• _Task brief_:
Leaving out the pictures, please retype each record exactly.
Start
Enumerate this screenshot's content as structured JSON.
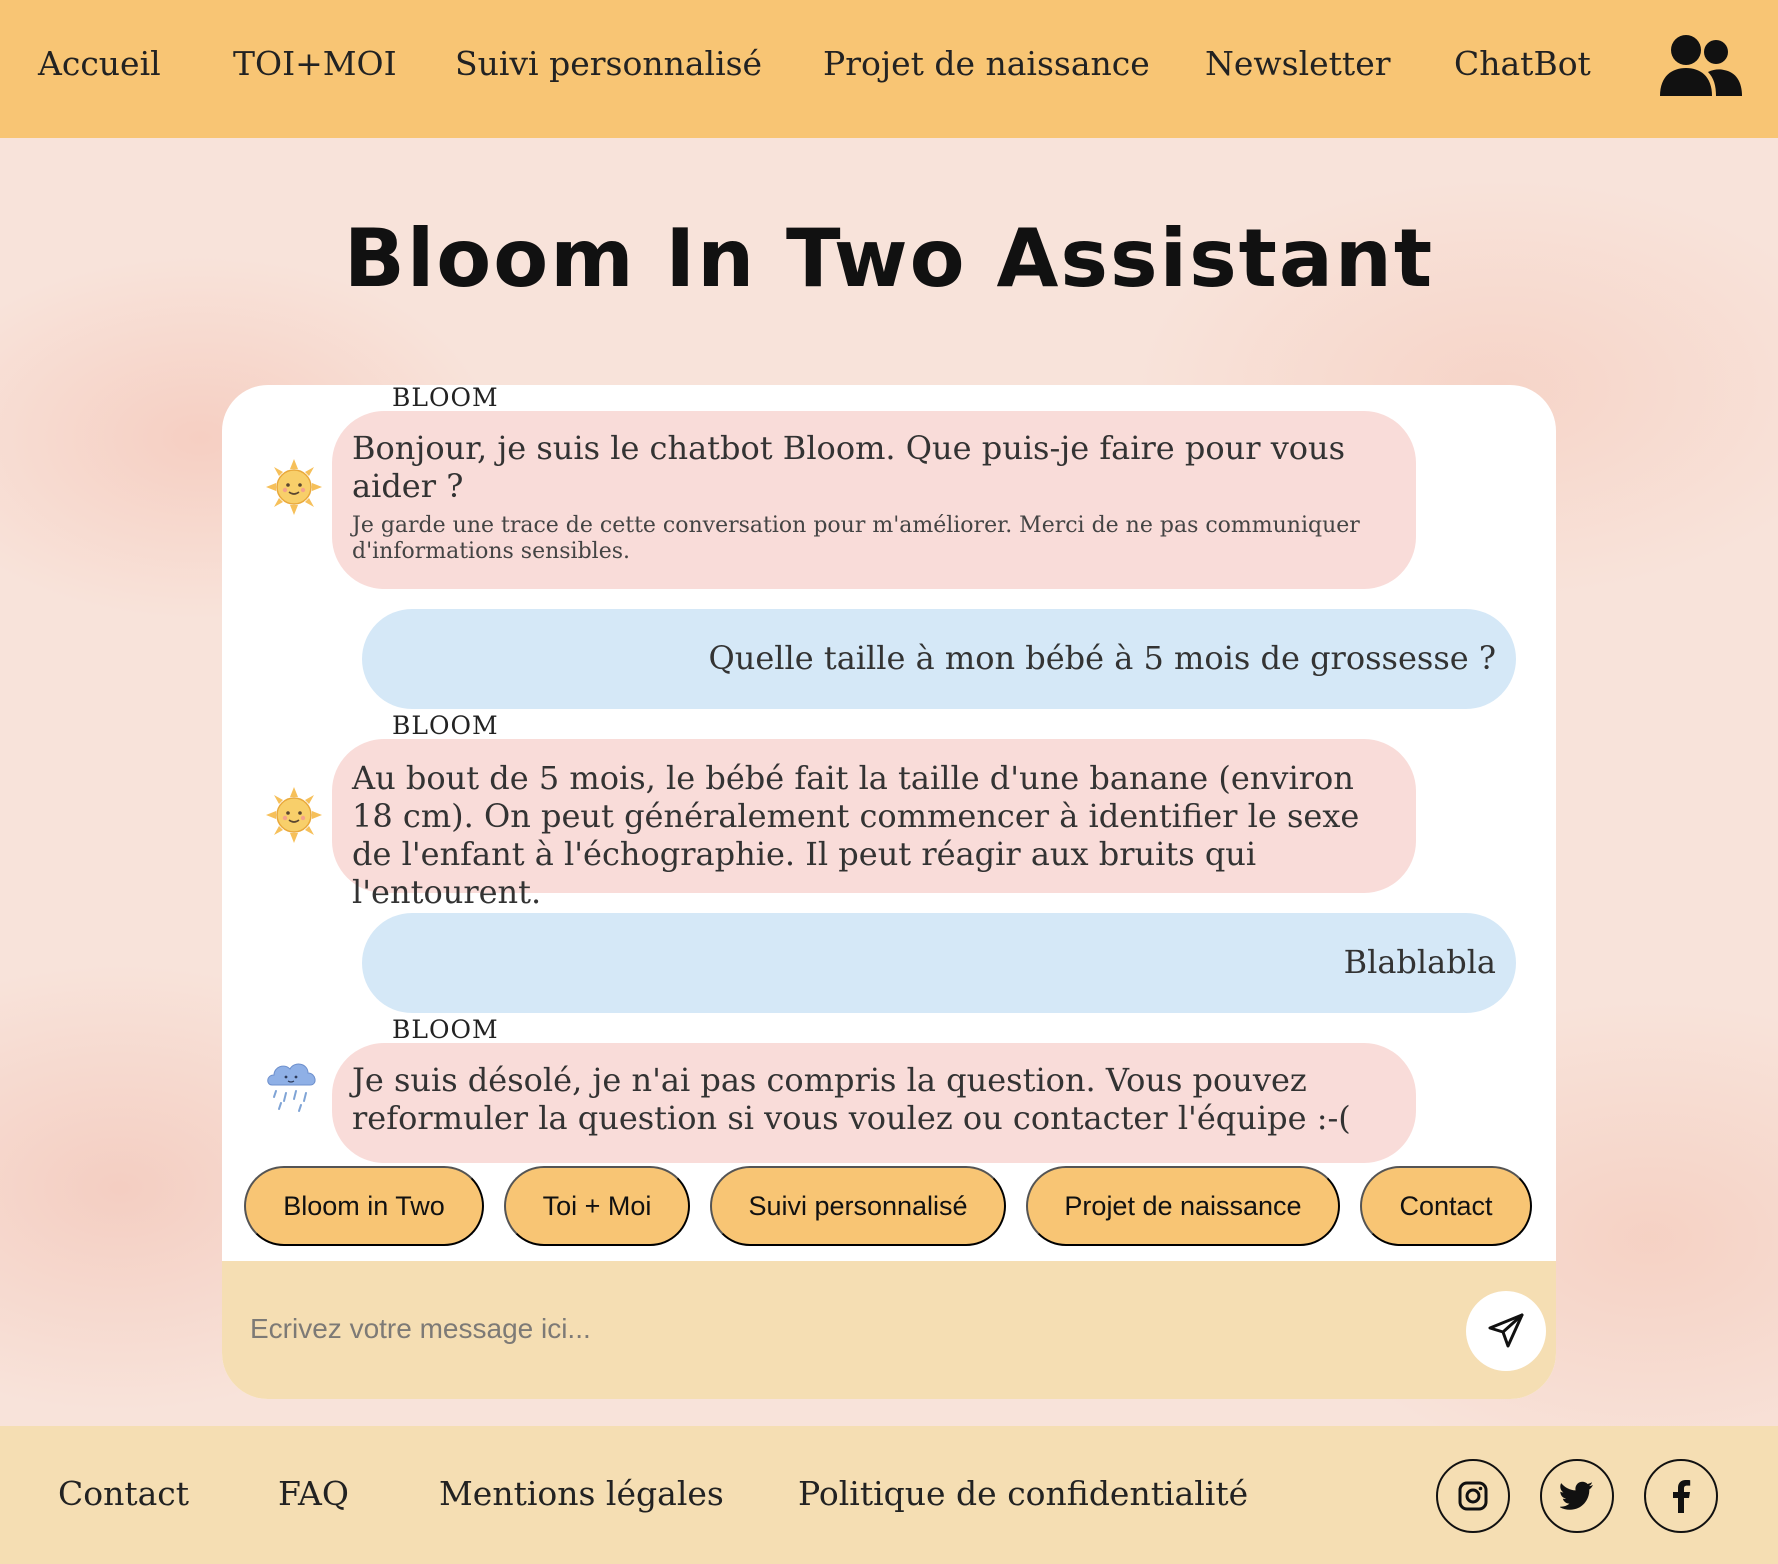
{
  "nav": {
    "items": [
      "Accueil",
      "TOI+MOI",
      "Suivi personnalisé",
      "Projet de naissance",
      "Newsletter",
      "ChatBot"
    ],
    "account_icon": "users-icon"
  },
  "title": "Bloom In Two Assistant",
  "chat": {
    "messages": [
      {
        "from": "bot",
        "sender": "BLOOM",
        "avatar": "sun-icon",
        "text": "Bonjour, je suis le chatbot Bloom. Que puis-je faire pour vous aider ?",
        "note": "Je garde une trace de cette conversation pour m'améliorer. Merci de ne pas communiquer d'informations sensibles."
      },
      {
        "from": "user",
        "text": "Quelle taille à mon bébé à 5 mois de grossesse ?"
      },
      {
        "from": "bot",
        "sender": "BLOOM",
        "avatar": "sun-icon",
        "text": "Au bout de 5 mois, le bébé fait la taille d'une banane (environ 18 cm). On peut généralement commencer à identifier le sexe de l'enfant à l'échographie. Il peut réagir aux bruits qui l'entourent."
      },
      {
        "from": "user",
        "text": "Blablabla"
      },
      {
        "from": "bot",
        "sender": "BLOOM",
        "avatar": "rain-cloud-icon",
        "text": "Je suis désolé, je n'ai pas compris la question. Vous pouvez reformuler la question si vous voulez ou contacter l'équipe :-("
      }
    ],
    "quick_replies": [
      "Bloom in Two",
      "Toi + Moi",
      "Suivi personnalisé",
      "Projet de naissance",
      "Contact"
    ],
    "input_placeholder": "Ecrivez votre message ici...",
    "send_icon": "send-icon"
  },
  "footer": {
    "links": [
      "Contact",
      "FAQ",
      "Mentions légales",
      "Politique de confidentialité"
    ],
    "social_icons": [
      "instagram-icon",
      "twitter-icon",
      "facebook-icon"
    ]
  },
  "colors": {
    "nav_bg": "#f8c574",
    "bot_bubble": "#f9dcd9",
    "user_bubble": "#d5e8f7",
    "quick_reply": "#f8c574",
    "input_bar": "#f5deb3",
    "footer_bg": "#f5deb3"
  }
}
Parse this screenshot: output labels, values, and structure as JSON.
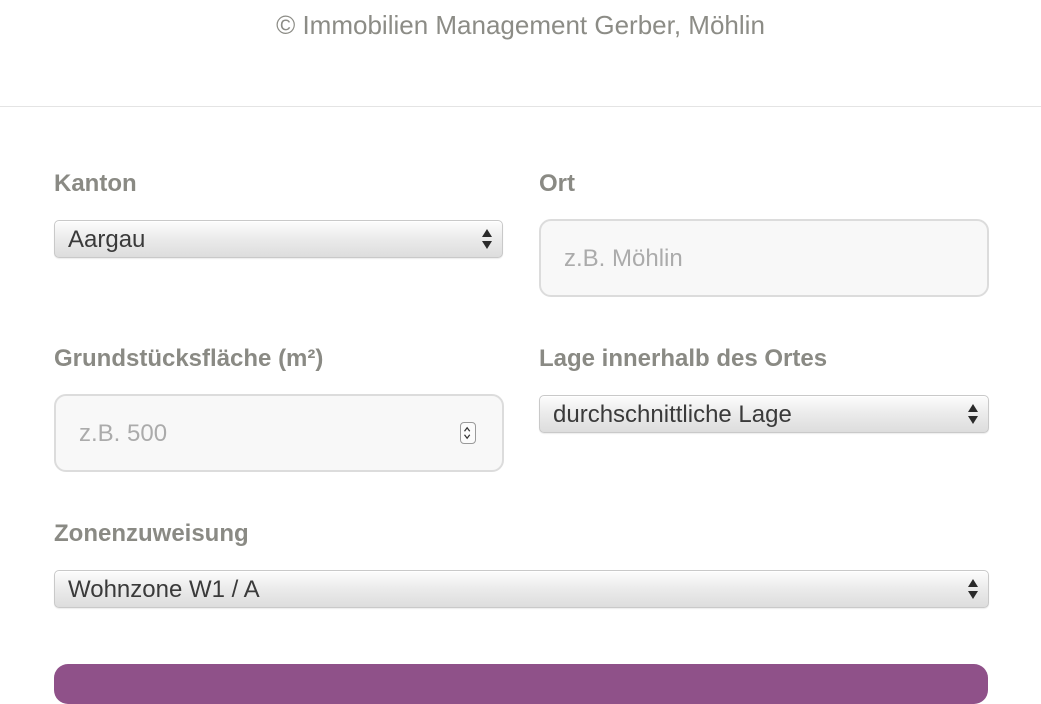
{
  "header": {
    "copyright": "© Immobilien Management Gerber, Möhlin"
  },
  "form": {
    "kanton": {
      "label": "Kanton",
      "value": "Aargau"
    },
    "ort": {
      "label": "Ort",
      "placeholder": "z.B. Möhlin"
    },
    "grundstuecksflaeche": {
      "label": "Grundstücksfläche (m²)",
      "placeholder": "z.B. 500"
    },
    "lage": {
      "label": "Lage innerhalb des Ortes",
      "value": "durchschnittliche Lage"
    },
    "zonenzuweisung": {
      "label": "Zonenzuweisung",
      "value": "Wohnzone W1 / A"
    }
  },
  "colors": {
    "accent": "#8f5189",
    "label": "#8a8a84",
    "placeholder": "#ababab"
  }
}
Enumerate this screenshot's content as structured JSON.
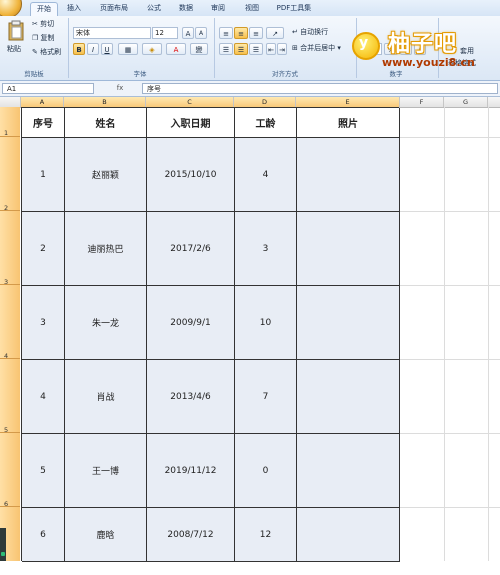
{
  "ribbon": {
    "tabs": [
      "开始",
      "插入",
      "页面布局",
      "公式",
      "数据",
      "审阅",
      "视图",
      "PDF工具集"
    ],
    "clipboard": {
      "paste": "粘贴",
      "cut": "剪切",
      "copy": "复制",
      "format_painter": "格式刷",
      "label": "剪贴板"
    },
    "font": {
      "name": "宋体",
      "size": "12",
      "bold": "B",
      "italic": "I",
      "underline": "U",
      "label": "字体",
      "phonetic": "變"
    },
    "alignment": {
      "wrap": "自动换行",
      "merge": "合并后居中",
      "label": "对齐方式"
    },
    "number": {
      "format": "常规",
      "percent": "%",
      "label": "数字"
    },
    "more": {
      "cond": "套用",
      "cell_style": "表格格式"
    }
  },
  "watermark": {
    "title": "柚子吧",
    "url": "www.youzi8.cn",
    "mark": "y"
  },
  "formula_bar": {
    "name_box": "A1",
    "fx": "fx",
    "content": "序号"
  },
  "columns": [
    "A",
    "B",
    "C",
    "D",
    "E",
    "F",
    "G"
  ],
  "rows": [
    "1",
    "2",
    "3",
    "4",
    "5",
    "6"
  ],
  "table": {
    "headers": [
      "序号",
      "姓名",
      "入职日期",
      "工龄",
      "照片"
    ],
    "rows": [
      [
        "1",
        "赵丽颖",
        "2015/10/10",
        "4",
        ""
      ],
      [
        "2",
        "迪丽热巴",
        "2017/2/6",
        "3",
        ""
      ],
      [
        "3",
        "朱一龙",
        "2009/9/1",
        "10",
        ""
      ],
      [
        "4",
        "肖战",
        "2013/4/6",
        "7",
        ""
      ],
      [
        "5",
        "王一博",
        "2019/11/12",
        "0",
        ""
      ],
      [
        "6",
        "鹿晗",
        "2008/7/12",
        "12",
        ""
      ]
    ]
  }
}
End
• _Task solution_:
Enumerate this screenshot's content as structured JSON.
{
  "nav": {
    "items": [
      "Accueil",
      "TOI+MOI",
      "Suivi personnalisé",
      "Projet de naissance",
      "Newsletter",
      "ChatBot"
    ],
    "account_icon": "users-icon"
  },
  "title": "Bloom In Two Assistant",
  "chat": {
    "messages": [
      {
        "from": "bot",
        "sender": "BLOOM",
        "avatar": "sun-icon",
        "text": "Bonjour, je suis le chatbot Bloom. Que puis-je faire pour vous aider ?",
        "note": "Je garde une trace de cette conversation pour m'améliorer. Merci de ne pas communiquer d'informations sensibles."
      },
      {
        "from": "user",
        "text": "Quelle taille à mon bébé à 5 mois de grossesse ?"
      },
      {
        "from": "bot",
        "sender": "BLOOM",
        "avatar": "sun-icon",
        "text": "Au bout de 5 mois, le bébé fait la taille d'une banane (environ 18 cm). On peut généralement commencer à identifier le sexe de l'enfant à l'échographie. Il peut réagir aux bruits qui l'entourent."
      },
      {
        "from": "user",
        "text": "Blablabla"
      },
      {
        "from": "bot",
        "sender": "BLOOM",
        "avatar": "rain-cloud-icon",
        "text": "Je suis désolé, je n'ai pas compris la question. Vous pouvez reformuler la question si vous voulez ou contacter l'équipe :-("
      }
    ],
    "quick_replies": [
      "Bloom in Two",
      "Toi + Moi",
      "Suivi personnalisé",
      "Projet de naissance",
      "Contact"
    ],
    "input_placeholder": "Ecrivez votre message ici...",
    "send_icon": "send-icon"
  },
  "footer": {
    "links": [
      "Contact",
      "FAQ",
      "Mentions légales",
      "Politique de confidentialité"
    ],
    "social_icons": [
      "instagram-icon",
      "twitter-icon",
      "facebook-icon"
    ]
  },
  "colors": {
    "nav_bg": "#f8c574",
    "bot_bubble": "#f9dcd9",
    "user_bubble": "#d5e8f7",
    "quick_reply": "#f8c574",
    "input_bar": "#f5deb3",
    "footer_bg": "#f5deb3"
  }
}
Parse this screenshot: output labels, values, and structure as JSON.
{
  "header": {
    "copyright": "© Immobilien Management Gerber, Möhlin"
  },
  "form": {
    "kanton": {
      "label": "Kanton",
      "value": "Aargau"
    },
    "ort": {
      "label": "Ort",
      "placeholder": "z.B. Möhlin"
    },
    "grundstuecksflaeche": {
      "label": "Grundstücksfläche (m²)",
      "placeholder": "z.B. 500"
    },
    "lage": {
      "label": "Lage innerhalb des Ortes",
      "value": "durchschnittliche Lage"
    },
    "zonenzuweisung": {
      "label": "Zonenzuweisung",
      "value": "Wohnzone W1 / A"
    }
  },
  "colors": {
    "accent": "#8f5189",
    "label": "#8a8a84",
    "placeholder": "#ababab"
  }
}
Enumerate this screenshot's content as structured JSON.
{
  "ribbon": {
    "tabs": [
      "开始",
      "插入",
      "页面布局",
      "公式",
      "数据",
      "审阅",
      "视图",
      "PDF工具集"
    ],
    "clipboard": {
      "paste": "粘贴",
      "cut": "剪切",
      "copy": "复制",
      "format_painter": "格式刷",
      "label": "剪贴板"
    },
    "font": {
      "name": "宋体",
      "size": "12",
      "bold": "B",
      "italic": "I",
      "underline": "U",
      "label": "字体",
      "phonetic": "變"
    },
    "alignment": {
      "wrap": "自动换行",
      "merge": "合并后居中",
      "label": "对齐方式"
    },
    "number": {
      "format": "常规",
      "percent": "%",
      "label": "数字"
    },
    "more": {
      "cond": "套用",
      "cell_style": "表格格式"
    }
  },
  "watermark": {
    "title": "柚子吧",
    "url": "www.youzi8.cn",
    "mark": "y"
  },
  "formula_bar": {
    "name_box": "A1",
    "fx": "fx",
    "content": "序号"
  },
  "columns": [
    "A",
    "B",
    "C",
    "D",
    "E",
    "F",
    "G"
  ],
  "rows": [
    "1",
    "2",
    "3",
    "4",
    "5",
    "6"
  ],
  "table": {
    "headers": [
      "序号",
      "姓名",
      "入职日期",
      "工龄",
      "照片"
    ],
    "rows": [
      [
        "1",
        "赵丽颖",
        "2015/10/10",
        "4",
        ""
      ],
      [
        "2",
        "迪丽热巴",
        "2017/2/6",
        "3",
        ""
      ],
      [
        "3",
        "朱一龙",
        "2009/9/1",
        "10",
        ""
      ],
      [
        "4",
        "肖战",
        "2013/4/6",
        "7",
        ""
      ],
      [
        "5",
        "王一博",
        "2019/11/12",
        "0",
        ""
      ],
      [
        "6",
        "鹿晗",
        "2008/7/12",
        "12",
        ""
      ]
    ]
  }
}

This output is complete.